> _Instructions to follow_:
Copy out each line containing "watermark" from the entries below.
start Given data
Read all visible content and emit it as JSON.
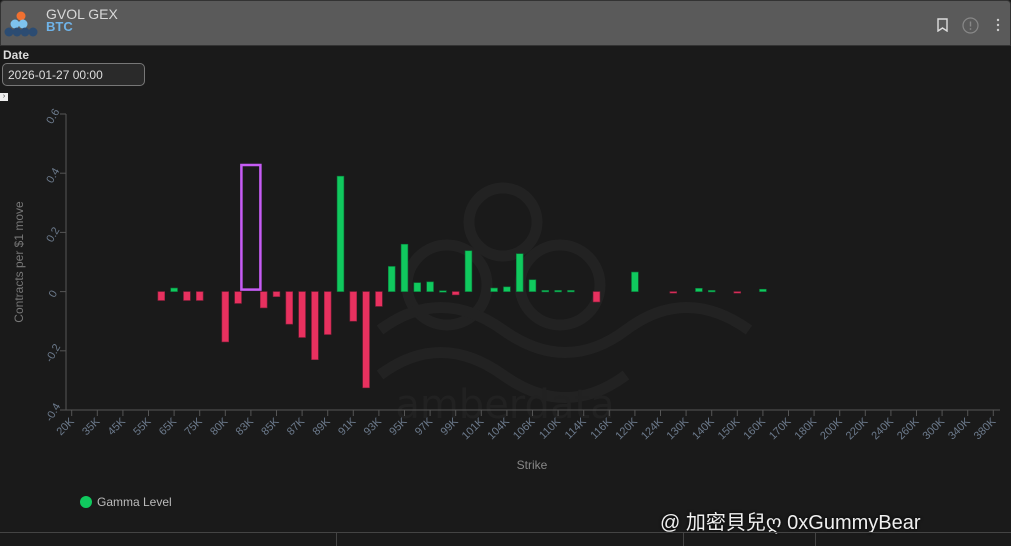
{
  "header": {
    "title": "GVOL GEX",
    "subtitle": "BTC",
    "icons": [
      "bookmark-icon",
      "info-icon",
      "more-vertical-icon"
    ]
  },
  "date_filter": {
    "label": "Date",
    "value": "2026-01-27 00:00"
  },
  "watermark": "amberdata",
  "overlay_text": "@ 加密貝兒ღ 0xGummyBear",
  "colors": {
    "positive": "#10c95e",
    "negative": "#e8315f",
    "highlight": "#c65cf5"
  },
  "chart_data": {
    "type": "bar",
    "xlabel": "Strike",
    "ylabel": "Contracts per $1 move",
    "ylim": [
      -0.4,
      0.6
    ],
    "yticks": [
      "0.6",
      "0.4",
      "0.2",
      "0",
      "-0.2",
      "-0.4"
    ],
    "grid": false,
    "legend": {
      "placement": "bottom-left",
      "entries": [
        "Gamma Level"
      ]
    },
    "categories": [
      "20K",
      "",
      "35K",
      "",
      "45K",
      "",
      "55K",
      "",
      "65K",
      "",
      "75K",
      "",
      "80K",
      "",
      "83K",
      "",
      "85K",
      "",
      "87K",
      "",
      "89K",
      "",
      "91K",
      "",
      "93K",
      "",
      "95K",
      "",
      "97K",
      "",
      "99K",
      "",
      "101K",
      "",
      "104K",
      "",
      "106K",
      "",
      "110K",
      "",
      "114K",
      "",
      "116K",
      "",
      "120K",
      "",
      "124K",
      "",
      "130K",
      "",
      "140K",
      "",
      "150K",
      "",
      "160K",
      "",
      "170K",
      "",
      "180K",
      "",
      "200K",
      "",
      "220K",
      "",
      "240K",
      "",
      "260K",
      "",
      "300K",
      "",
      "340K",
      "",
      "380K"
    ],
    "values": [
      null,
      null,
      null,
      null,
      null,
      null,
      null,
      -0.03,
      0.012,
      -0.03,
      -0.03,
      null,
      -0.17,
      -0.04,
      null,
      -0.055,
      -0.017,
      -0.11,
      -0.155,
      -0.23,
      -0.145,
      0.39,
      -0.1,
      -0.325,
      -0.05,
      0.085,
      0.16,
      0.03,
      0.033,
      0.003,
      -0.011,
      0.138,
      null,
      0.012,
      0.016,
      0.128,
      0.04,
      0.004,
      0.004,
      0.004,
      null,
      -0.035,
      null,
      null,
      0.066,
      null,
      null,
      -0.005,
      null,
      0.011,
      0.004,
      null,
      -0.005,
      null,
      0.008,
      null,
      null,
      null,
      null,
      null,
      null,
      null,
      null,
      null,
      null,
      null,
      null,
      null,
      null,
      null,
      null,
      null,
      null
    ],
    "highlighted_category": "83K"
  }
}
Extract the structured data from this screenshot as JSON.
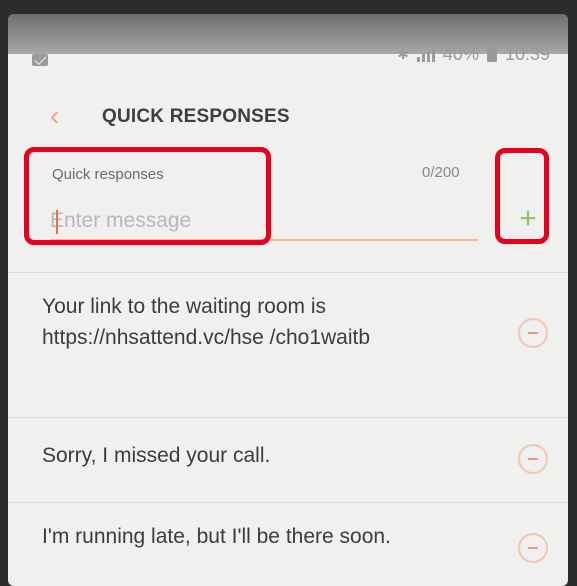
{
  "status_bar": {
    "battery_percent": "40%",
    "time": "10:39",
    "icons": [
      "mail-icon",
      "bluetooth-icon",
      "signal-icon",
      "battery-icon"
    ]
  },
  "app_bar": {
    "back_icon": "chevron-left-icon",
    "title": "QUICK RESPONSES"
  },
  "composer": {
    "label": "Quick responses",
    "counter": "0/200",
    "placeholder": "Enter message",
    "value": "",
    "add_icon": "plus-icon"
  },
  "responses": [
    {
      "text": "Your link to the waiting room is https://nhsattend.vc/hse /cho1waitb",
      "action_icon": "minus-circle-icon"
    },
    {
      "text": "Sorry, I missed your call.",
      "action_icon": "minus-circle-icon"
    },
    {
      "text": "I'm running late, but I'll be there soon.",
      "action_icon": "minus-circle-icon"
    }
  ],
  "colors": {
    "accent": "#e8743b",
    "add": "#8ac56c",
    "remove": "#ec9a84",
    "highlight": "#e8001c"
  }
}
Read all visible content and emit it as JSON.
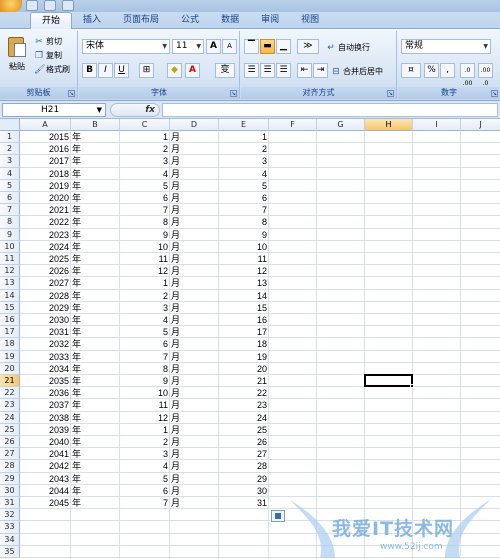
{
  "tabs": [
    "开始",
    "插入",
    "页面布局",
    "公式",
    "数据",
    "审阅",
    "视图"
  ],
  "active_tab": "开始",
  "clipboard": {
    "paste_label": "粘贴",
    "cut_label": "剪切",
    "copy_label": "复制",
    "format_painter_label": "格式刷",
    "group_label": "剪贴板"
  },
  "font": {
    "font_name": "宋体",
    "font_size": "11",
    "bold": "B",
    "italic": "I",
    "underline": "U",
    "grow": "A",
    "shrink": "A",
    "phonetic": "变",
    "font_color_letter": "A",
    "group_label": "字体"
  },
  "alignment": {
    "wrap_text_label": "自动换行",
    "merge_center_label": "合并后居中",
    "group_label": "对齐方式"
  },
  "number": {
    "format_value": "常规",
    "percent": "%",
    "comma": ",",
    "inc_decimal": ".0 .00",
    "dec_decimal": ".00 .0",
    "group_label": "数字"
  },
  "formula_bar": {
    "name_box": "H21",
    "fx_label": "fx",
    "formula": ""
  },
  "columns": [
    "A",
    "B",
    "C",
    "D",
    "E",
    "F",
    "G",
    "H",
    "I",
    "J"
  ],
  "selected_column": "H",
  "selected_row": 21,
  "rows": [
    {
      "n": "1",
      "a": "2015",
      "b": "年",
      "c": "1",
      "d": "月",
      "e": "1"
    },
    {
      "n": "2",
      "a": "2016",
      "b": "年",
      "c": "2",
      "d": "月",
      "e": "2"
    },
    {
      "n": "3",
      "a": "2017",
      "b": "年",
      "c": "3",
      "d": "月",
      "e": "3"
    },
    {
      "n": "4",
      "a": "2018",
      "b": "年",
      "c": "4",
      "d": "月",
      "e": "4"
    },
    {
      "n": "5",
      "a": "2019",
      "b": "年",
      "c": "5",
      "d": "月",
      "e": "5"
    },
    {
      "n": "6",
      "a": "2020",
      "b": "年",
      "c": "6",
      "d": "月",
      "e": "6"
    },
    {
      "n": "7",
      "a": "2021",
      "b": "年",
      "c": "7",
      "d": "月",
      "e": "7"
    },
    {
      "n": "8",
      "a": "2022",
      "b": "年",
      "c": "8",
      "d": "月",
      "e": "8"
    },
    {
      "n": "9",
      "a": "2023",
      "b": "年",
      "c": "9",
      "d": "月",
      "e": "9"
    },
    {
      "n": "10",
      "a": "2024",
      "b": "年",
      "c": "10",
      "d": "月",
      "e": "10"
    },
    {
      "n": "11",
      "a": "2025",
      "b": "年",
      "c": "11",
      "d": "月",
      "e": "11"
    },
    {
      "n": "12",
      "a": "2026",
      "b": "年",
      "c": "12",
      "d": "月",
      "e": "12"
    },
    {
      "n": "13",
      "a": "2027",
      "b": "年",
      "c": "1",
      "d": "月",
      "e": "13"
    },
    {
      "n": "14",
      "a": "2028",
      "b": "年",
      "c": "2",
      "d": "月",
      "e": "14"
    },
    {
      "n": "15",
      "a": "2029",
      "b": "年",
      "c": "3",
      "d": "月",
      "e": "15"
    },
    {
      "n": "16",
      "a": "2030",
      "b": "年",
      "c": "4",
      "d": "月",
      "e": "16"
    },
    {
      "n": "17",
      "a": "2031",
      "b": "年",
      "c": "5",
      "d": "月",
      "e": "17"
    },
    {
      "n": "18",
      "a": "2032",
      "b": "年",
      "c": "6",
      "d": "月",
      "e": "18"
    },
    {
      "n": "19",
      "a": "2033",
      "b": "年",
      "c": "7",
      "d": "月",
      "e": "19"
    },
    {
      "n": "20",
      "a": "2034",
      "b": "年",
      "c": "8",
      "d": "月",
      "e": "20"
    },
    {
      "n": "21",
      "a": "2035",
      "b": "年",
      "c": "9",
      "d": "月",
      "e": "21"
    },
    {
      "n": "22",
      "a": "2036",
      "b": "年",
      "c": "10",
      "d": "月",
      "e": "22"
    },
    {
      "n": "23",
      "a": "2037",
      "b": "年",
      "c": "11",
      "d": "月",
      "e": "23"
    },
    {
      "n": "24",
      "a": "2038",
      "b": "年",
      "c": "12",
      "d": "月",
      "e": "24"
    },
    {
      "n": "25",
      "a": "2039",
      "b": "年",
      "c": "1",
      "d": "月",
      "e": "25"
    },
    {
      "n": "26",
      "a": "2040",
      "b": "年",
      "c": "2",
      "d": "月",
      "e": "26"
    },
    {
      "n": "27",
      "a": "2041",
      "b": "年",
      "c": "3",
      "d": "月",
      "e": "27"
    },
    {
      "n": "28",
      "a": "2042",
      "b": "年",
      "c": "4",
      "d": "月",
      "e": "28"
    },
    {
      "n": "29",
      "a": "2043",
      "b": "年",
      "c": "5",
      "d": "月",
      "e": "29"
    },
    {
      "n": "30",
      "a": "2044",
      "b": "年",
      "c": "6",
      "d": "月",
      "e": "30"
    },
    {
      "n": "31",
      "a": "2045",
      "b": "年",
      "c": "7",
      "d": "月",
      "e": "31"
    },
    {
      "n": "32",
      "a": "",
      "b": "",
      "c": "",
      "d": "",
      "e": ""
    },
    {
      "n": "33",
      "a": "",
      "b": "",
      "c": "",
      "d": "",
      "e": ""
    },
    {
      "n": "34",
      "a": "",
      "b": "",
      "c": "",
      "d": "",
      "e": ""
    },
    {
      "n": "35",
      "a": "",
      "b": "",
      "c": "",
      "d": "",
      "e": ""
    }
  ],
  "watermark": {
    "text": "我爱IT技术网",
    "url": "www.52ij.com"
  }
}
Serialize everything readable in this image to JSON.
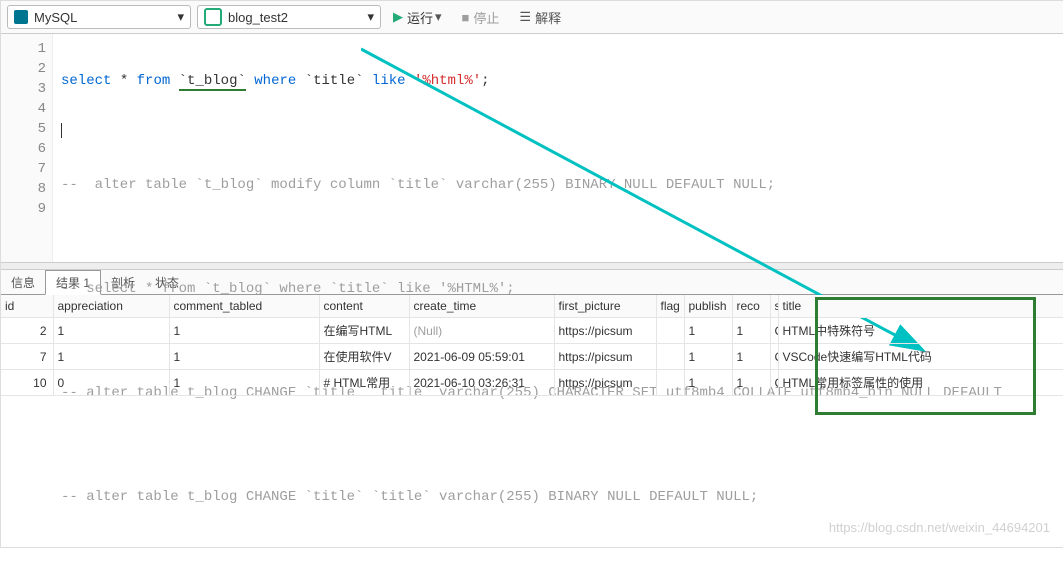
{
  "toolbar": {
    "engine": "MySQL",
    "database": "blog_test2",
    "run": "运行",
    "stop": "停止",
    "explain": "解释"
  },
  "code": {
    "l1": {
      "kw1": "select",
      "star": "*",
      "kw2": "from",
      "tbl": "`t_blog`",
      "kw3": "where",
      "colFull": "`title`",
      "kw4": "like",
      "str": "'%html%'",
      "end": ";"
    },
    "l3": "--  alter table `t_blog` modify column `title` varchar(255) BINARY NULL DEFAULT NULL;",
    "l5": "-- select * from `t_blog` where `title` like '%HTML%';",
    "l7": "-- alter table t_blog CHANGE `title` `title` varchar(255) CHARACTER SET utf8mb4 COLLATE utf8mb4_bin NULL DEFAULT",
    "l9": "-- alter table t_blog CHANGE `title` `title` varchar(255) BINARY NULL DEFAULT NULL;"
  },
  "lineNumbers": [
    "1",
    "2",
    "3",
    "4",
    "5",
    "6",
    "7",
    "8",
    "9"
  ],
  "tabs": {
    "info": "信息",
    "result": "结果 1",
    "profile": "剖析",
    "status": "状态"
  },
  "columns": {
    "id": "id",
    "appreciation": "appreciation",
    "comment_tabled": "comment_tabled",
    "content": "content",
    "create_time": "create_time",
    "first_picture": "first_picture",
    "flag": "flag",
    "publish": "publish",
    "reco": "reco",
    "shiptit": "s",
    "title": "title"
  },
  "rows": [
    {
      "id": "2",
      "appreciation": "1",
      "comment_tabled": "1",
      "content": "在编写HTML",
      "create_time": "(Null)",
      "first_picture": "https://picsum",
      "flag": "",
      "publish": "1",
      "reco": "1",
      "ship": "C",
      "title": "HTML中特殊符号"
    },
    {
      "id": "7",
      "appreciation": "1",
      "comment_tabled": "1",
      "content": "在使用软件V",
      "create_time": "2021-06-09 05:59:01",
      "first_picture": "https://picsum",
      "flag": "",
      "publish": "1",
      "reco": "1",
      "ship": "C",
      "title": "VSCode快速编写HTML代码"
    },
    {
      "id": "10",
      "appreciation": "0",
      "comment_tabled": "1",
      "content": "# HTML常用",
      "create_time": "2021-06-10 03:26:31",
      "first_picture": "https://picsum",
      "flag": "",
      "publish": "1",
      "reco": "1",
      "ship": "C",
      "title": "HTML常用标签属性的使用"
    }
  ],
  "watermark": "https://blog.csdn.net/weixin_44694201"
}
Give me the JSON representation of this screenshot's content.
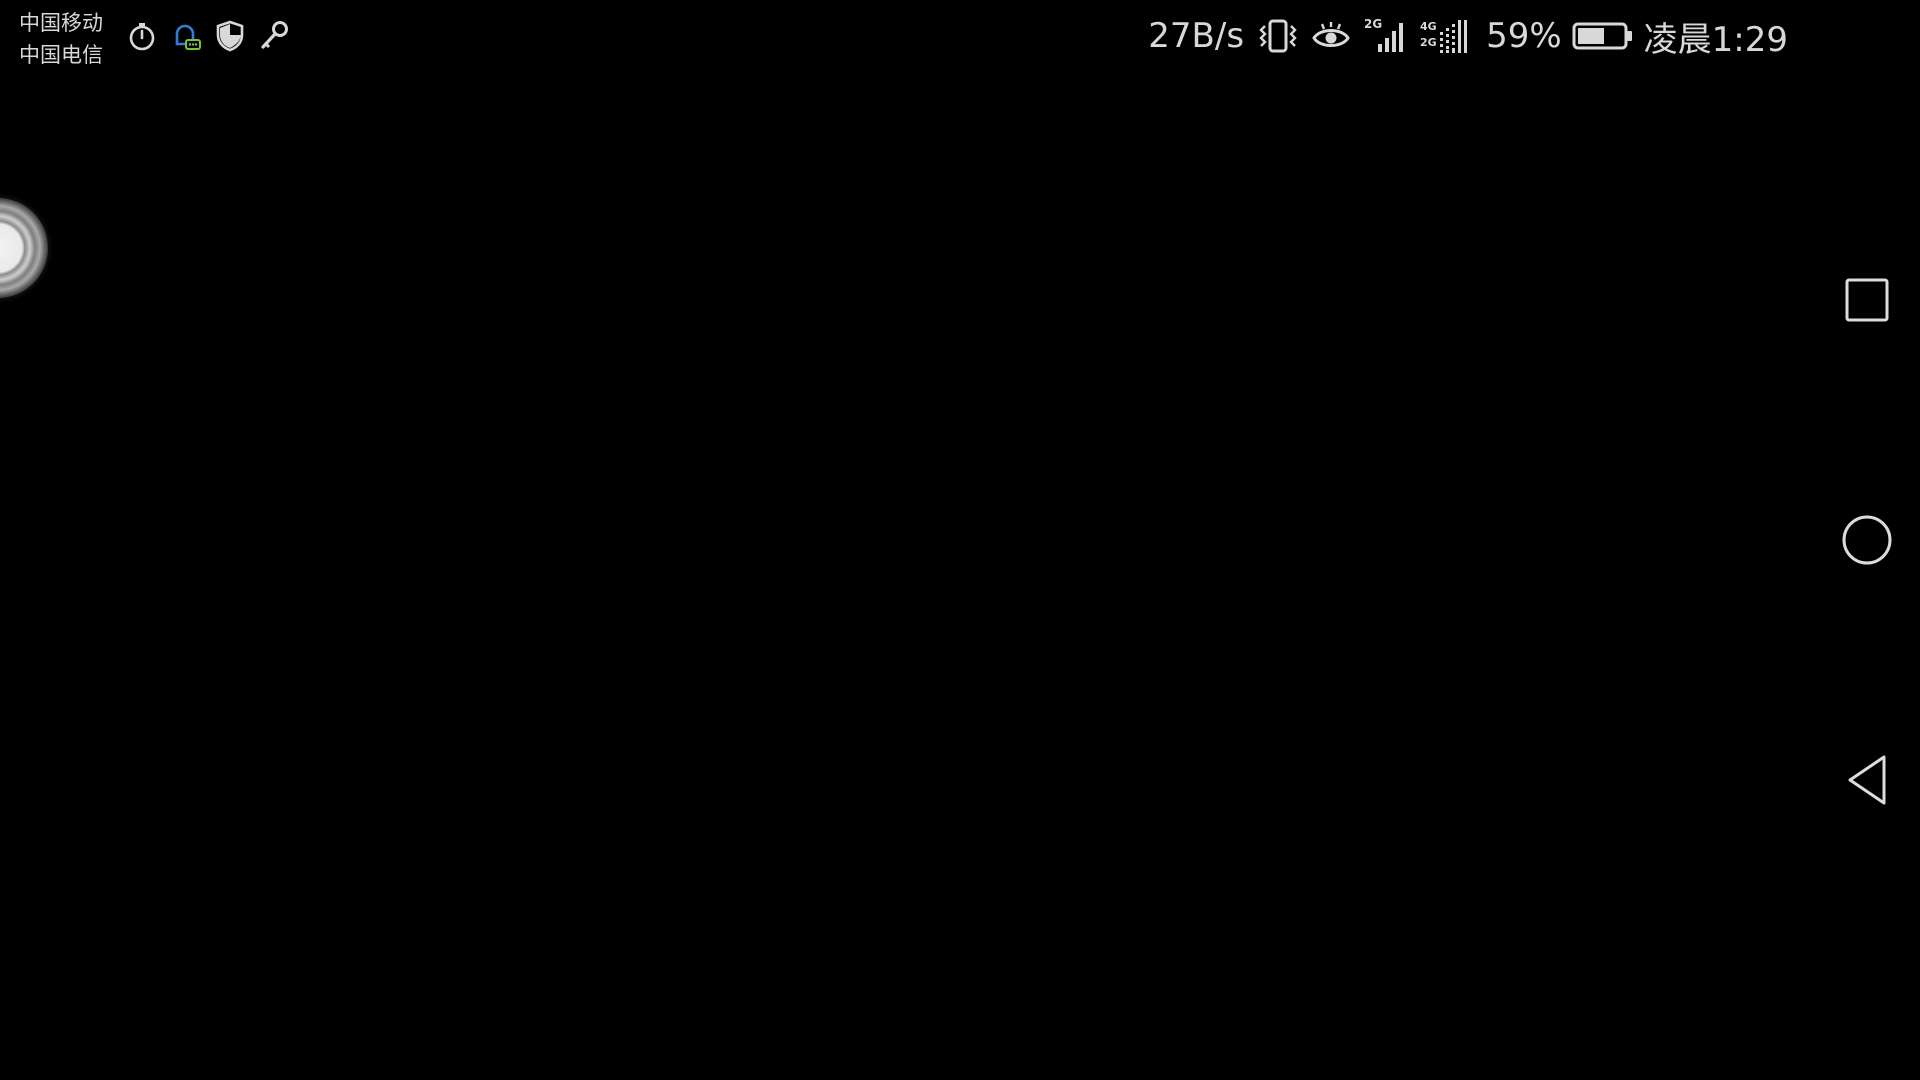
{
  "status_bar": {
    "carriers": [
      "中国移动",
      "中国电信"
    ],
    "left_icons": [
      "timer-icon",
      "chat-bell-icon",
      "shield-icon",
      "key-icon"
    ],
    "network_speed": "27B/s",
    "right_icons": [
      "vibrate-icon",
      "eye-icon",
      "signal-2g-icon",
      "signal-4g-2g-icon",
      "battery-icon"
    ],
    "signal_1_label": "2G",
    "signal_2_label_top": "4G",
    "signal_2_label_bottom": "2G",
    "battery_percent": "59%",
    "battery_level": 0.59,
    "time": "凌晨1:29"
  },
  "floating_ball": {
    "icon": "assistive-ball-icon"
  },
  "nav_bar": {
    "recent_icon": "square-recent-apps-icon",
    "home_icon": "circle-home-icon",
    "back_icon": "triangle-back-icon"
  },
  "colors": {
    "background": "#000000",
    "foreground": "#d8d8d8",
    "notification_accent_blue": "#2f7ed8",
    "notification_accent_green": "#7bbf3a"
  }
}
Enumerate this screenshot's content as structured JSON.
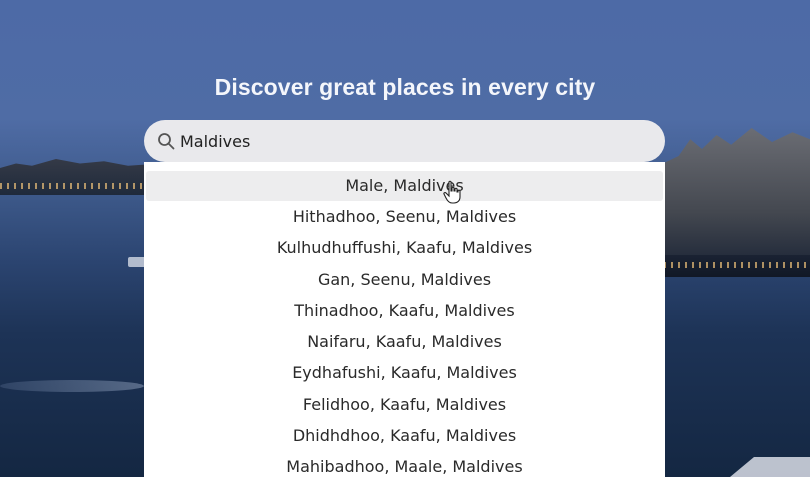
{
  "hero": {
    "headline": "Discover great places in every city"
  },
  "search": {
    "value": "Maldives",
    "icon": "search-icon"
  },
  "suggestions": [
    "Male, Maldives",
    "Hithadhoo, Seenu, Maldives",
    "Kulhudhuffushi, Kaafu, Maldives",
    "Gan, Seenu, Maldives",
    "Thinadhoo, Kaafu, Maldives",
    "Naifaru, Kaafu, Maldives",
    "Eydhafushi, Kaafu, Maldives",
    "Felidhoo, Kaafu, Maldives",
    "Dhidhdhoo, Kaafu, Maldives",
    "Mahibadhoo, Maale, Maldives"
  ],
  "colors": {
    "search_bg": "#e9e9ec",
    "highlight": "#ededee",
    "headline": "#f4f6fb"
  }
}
end Given data
> _Output_:
  "watermark": "amberdata",
  "watermark": {
  "watermark": "https://blog.csdn.net/weixin_44694201"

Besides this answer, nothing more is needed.